» **Data supplied**
++++
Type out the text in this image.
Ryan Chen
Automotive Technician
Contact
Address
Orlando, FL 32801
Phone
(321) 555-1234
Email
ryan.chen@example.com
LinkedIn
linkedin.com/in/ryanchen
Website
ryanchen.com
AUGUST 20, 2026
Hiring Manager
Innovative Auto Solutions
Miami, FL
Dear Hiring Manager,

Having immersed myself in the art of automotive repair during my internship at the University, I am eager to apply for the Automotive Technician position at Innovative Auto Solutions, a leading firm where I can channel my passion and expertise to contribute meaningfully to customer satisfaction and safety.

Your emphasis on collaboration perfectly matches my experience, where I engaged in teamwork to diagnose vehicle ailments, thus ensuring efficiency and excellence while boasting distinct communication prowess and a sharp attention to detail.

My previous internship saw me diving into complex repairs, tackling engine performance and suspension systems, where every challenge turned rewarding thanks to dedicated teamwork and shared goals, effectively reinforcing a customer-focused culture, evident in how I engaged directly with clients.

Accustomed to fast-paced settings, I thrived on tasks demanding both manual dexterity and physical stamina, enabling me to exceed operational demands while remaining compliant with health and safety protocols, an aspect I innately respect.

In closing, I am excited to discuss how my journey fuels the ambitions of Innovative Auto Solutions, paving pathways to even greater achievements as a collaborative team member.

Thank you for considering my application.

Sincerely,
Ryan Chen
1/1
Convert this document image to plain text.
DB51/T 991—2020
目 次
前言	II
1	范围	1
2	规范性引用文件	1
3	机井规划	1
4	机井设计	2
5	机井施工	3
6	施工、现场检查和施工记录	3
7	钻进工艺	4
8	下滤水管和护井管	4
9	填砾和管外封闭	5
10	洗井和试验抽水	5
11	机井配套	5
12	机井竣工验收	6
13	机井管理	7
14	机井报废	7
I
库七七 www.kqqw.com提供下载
++++
» **What to work on**
Copy out each record exactly as given, omitting none.

» **Final result**
Type out the text in this image.
Ryan Chen
Automotive Technician
Contact
Address
Orlando, FL 32801
Phone
(321) 555-1234
Email
ryan.chen@example.com
LinkedIn
linkedin.com/in/ryanchen
Website
ryanchen.com
AUGUST 20, 2026
Hiring Manager
Innovative Auto Solutions
Miami, FL
Dear Hiring Manager,

Having immersed myself in the art of automotive repair during my internship at the University, I am eager to apply for the Automotive Technician position at Innovative Auto Solutions, a leading firm where I can channel my passion and expertise to contribute meaningfully to customer satisfaction and safety.

Your emphasis on collaboration perfectly matches my experience, where I engaged in teamwork to diagnose vehicle ailments, thus ensuring efficiency and excellence while boasting distinct communication prowess and a sharp attention to detail.

My previous internship saw me diving into complex repairs, tackling engine performance and suspension systems, where every challenge turned rewarding thanks to dedicated teamwork and shared goals, effectively reinforcing a customer-focused culture, evident in how I engaged directly with clients.

Accustomed to fast-paced settings, I thrived on tasks demanding both manual dexterity and physical stamina, enabling me to exceed operational demands while remaining compliant with health and safety protocols, an aspect I innately respect.

In closing, I am excited to discuss how my journey fuels the ambitions of Innovative Auto Solutions, paving pathways to even greater achievements as a collaborative team member.

Thank you for considering my application.

Sincerely,
Ryan Chen
1/1
Convert this document image to plain text.
DB51/T 991—2020
目 次
前言	II
1	范围	1
2	规范性引用文件	1
3	机井规划	1
4	机井设计	2
5	机井施工	3
6	施工、现场检查和施工记录	3
7	钻进工艺	4
8	下滤水管和护井管	4
9	填砾和管外封闭	5
10	洗井和试验抽水	5
11	机井配套	5
12	机井竣工验收	6
13	机井管理	7
14	机井报废	7
I
库七七 www.kqqw.com提供下载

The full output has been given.